◆ Exercise goal
Below are some records; work out how many of their lines contain "communication" and give the number only.

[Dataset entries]
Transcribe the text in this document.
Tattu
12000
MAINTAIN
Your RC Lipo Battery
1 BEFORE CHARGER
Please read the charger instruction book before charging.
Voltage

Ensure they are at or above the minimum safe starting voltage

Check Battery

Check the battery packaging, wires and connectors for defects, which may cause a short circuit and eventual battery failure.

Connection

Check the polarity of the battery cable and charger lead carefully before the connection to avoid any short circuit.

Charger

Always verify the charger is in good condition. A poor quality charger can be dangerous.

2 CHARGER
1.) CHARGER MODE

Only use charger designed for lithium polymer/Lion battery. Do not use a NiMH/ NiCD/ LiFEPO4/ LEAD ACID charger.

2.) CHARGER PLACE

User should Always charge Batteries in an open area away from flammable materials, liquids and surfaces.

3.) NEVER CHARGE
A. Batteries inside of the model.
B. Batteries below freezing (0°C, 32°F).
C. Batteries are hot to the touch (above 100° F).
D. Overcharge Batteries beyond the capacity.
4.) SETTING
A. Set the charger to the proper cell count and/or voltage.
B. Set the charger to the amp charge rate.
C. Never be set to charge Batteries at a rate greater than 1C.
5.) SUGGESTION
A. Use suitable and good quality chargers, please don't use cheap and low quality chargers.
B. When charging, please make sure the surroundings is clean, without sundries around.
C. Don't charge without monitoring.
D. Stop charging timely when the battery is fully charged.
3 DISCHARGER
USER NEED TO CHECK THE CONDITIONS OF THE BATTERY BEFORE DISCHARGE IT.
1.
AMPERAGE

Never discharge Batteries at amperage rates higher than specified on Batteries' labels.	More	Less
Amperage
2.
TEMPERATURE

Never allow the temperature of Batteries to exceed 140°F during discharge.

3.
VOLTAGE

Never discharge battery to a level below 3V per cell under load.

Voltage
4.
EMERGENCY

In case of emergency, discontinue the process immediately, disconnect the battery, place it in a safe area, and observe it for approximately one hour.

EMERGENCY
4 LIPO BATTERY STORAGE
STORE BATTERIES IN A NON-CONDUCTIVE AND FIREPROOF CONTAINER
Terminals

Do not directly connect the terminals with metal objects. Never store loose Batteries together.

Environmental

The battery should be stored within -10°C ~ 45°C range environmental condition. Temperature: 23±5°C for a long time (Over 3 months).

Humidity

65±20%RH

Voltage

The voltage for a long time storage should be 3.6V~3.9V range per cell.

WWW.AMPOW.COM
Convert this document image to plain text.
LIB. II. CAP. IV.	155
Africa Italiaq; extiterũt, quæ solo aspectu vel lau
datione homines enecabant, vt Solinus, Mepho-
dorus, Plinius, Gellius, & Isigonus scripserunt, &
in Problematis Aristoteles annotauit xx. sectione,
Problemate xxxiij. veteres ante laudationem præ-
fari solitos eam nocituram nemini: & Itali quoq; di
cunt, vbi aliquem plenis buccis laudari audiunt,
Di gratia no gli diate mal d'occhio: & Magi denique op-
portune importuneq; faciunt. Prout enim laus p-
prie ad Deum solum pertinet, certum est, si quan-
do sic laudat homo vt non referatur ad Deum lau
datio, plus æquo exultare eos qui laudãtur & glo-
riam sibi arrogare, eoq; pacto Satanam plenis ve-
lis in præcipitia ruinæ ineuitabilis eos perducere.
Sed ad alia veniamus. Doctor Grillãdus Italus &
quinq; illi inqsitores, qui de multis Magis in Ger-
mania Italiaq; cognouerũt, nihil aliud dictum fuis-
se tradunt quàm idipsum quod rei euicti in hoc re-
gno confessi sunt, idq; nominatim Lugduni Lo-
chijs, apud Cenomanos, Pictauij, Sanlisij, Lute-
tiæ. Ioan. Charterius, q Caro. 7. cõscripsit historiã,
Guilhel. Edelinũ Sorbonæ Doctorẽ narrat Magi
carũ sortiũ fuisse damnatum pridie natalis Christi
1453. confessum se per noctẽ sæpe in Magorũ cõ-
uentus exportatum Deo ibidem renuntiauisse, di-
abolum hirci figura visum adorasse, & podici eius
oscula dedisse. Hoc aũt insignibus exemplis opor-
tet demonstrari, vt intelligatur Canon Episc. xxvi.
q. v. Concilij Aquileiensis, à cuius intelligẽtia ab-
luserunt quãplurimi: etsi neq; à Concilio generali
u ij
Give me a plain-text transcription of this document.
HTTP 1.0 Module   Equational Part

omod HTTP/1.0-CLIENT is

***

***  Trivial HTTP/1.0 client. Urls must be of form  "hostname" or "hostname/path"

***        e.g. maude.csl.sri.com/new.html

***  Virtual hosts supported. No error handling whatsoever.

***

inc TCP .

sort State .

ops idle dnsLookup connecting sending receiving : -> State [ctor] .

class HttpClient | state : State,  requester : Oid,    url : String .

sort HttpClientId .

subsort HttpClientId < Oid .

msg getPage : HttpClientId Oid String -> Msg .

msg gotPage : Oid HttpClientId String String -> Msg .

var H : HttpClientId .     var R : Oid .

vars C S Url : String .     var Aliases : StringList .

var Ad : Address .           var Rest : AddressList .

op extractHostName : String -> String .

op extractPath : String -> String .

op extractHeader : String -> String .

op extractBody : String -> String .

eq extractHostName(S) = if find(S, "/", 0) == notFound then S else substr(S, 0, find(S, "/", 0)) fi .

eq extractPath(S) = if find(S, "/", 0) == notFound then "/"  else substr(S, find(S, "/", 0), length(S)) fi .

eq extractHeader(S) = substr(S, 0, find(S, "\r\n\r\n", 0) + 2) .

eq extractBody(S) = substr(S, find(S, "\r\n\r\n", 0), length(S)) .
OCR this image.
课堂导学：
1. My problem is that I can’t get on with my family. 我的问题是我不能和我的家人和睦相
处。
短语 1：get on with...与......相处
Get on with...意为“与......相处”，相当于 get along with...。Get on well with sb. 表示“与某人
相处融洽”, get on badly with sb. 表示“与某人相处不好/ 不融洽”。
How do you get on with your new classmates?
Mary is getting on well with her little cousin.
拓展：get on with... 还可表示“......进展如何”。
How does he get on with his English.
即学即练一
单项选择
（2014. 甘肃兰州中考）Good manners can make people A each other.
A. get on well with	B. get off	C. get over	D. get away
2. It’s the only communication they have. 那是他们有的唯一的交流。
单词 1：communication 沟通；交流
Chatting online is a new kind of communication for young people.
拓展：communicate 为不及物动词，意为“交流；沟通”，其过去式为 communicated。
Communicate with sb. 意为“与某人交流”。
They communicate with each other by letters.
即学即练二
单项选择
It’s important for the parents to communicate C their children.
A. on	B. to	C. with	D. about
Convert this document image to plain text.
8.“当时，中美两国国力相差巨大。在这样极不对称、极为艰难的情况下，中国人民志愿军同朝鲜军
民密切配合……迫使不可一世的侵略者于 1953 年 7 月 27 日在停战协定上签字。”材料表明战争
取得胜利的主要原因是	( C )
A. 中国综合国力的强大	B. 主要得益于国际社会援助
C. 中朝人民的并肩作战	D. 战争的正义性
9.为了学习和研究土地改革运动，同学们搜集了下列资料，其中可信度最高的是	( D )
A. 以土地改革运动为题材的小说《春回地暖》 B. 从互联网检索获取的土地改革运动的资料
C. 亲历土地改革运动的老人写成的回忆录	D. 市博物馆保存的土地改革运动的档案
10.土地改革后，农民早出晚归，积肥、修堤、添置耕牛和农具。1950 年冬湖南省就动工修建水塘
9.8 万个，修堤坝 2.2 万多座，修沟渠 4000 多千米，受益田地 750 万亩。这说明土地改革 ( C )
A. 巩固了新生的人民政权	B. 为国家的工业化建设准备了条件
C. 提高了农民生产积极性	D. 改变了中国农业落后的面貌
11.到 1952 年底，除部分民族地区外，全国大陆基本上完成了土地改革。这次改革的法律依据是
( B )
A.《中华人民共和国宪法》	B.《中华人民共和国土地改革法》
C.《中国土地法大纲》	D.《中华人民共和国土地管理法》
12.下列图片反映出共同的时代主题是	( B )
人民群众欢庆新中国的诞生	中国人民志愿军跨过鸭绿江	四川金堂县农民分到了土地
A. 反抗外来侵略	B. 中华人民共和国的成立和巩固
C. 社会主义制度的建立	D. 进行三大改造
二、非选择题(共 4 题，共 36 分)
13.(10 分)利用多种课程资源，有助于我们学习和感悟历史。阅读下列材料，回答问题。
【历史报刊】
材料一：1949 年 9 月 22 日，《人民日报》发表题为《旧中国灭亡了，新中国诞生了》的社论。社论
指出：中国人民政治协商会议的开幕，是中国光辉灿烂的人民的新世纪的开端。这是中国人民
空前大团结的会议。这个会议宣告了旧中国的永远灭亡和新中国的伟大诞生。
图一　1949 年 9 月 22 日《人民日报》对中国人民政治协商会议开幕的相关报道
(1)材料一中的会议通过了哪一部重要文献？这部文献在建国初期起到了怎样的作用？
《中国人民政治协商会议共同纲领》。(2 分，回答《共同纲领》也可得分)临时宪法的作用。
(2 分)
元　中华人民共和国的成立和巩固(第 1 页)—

◆ Written solution
3